# Supplied data
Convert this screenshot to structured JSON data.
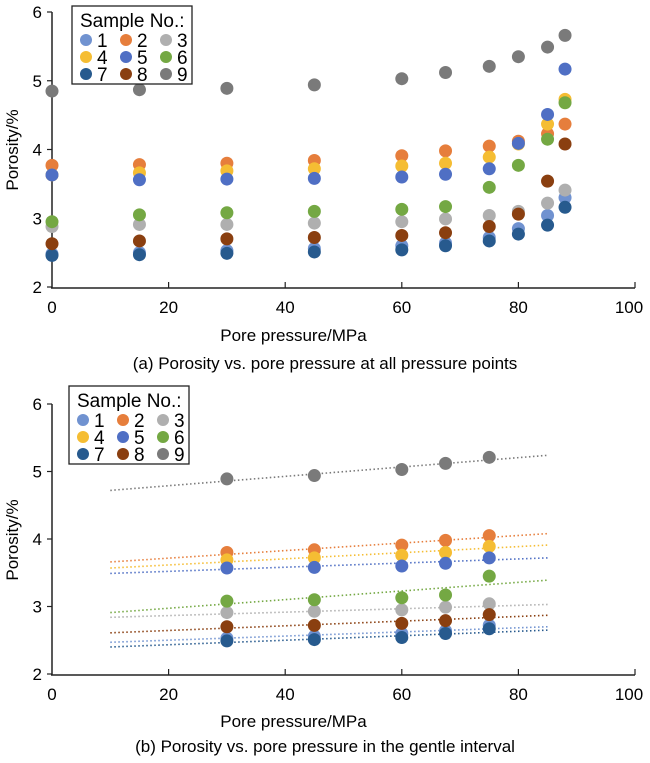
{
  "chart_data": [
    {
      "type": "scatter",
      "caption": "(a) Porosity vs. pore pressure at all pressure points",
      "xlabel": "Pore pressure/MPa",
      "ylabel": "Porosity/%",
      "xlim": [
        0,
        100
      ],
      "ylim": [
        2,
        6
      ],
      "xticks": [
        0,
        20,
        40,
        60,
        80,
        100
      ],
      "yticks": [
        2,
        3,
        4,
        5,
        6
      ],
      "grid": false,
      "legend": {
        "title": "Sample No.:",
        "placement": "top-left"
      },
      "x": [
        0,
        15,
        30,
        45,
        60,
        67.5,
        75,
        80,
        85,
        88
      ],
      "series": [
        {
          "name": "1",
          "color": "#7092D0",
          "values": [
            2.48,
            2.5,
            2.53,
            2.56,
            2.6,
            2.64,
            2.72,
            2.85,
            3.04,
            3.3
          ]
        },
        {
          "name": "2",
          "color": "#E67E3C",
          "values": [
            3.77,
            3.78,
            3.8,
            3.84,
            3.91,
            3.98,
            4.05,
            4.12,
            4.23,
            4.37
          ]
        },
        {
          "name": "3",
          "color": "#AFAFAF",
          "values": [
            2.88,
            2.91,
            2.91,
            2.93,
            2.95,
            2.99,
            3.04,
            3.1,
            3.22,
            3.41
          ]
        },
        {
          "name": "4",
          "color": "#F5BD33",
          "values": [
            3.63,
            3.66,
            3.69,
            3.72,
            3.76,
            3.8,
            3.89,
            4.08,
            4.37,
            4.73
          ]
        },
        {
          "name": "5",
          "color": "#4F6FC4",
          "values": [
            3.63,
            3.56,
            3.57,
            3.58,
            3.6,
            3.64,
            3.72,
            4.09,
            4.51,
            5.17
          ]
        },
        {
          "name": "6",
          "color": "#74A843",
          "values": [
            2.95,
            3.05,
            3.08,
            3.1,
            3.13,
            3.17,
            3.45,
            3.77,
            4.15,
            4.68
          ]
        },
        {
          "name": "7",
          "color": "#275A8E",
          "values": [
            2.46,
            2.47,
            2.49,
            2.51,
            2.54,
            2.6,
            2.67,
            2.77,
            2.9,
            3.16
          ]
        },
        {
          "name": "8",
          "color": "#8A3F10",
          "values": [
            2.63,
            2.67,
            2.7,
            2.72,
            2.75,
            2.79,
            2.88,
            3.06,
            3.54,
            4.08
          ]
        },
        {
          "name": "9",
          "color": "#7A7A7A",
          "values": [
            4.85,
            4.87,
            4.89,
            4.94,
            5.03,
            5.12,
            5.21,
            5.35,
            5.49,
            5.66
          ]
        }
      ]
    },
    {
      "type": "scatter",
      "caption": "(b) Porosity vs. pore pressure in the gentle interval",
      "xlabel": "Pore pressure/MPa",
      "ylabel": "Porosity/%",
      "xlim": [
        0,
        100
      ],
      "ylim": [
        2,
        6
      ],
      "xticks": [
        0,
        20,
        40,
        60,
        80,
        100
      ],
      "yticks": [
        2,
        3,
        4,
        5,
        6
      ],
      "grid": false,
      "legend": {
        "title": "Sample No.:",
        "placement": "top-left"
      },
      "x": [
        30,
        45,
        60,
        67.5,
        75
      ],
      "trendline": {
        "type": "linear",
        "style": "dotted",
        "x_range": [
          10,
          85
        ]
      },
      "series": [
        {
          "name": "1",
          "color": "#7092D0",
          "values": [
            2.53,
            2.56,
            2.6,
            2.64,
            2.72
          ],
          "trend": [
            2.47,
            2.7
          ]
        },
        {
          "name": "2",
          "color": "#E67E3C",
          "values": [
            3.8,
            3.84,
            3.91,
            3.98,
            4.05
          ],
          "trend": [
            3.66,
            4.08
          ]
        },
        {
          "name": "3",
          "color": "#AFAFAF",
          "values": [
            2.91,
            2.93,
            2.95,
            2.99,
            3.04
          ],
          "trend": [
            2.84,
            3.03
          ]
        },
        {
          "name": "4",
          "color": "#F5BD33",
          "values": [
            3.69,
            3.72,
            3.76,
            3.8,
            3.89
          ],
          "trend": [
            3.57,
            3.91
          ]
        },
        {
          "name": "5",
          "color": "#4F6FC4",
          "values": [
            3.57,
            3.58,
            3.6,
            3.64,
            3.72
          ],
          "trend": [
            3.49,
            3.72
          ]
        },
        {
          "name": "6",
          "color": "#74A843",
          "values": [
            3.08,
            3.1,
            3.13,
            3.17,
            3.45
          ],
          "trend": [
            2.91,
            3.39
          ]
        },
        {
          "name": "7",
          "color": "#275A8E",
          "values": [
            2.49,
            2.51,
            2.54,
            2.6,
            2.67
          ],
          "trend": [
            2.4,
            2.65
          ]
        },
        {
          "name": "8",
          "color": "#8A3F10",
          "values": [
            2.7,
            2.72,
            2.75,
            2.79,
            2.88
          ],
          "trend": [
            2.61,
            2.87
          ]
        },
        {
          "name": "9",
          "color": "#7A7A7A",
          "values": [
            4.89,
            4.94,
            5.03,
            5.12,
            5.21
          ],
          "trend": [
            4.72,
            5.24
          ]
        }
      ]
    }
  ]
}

...

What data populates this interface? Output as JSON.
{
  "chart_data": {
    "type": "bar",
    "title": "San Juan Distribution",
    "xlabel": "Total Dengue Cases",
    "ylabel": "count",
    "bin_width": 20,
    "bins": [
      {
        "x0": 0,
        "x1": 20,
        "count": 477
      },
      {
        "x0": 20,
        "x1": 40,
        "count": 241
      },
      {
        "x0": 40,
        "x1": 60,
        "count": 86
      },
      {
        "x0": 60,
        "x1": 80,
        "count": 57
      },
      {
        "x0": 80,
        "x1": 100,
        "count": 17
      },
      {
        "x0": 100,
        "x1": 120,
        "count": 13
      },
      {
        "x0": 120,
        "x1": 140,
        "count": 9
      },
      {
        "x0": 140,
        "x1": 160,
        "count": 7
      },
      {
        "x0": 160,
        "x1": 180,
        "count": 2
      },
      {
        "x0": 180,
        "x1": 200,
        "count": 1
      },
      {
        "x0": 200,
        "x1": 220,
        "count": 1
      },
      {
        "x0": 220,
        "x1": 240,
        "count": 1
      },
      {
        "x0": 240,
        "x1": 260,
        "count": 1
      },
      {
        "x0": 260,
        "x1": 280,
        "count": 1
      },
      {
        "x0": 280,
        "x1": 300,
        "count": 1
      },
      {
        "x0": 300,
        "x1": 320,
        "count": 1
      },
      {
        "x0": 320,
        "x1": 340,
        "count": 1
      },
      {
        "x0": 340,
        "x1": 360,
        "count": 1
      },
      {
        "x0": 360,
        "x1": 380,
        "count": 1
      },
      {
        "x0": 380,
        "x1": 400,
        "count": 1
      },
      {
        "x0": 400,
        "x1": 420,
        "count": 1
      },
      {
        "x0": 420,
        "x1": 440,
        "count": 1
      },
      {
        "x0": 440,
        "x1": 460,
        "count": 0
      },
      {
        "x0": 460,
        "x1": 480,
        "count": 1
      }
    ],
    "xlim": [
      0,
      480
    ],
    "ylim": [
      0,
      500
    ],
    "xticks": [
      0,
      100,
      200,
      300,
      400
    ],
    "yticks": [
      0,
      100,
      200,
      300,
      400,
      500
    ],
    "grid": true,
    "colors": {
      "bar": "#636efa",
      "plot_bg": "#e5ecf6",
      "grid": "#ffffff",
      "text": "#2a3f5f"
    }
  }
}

# To be done
Gather each line of the listing that holds the string "grid".

# Result for this task
      "grid": false,
      "grid": false,
    "grid": true,
      "grid": "#ffffff",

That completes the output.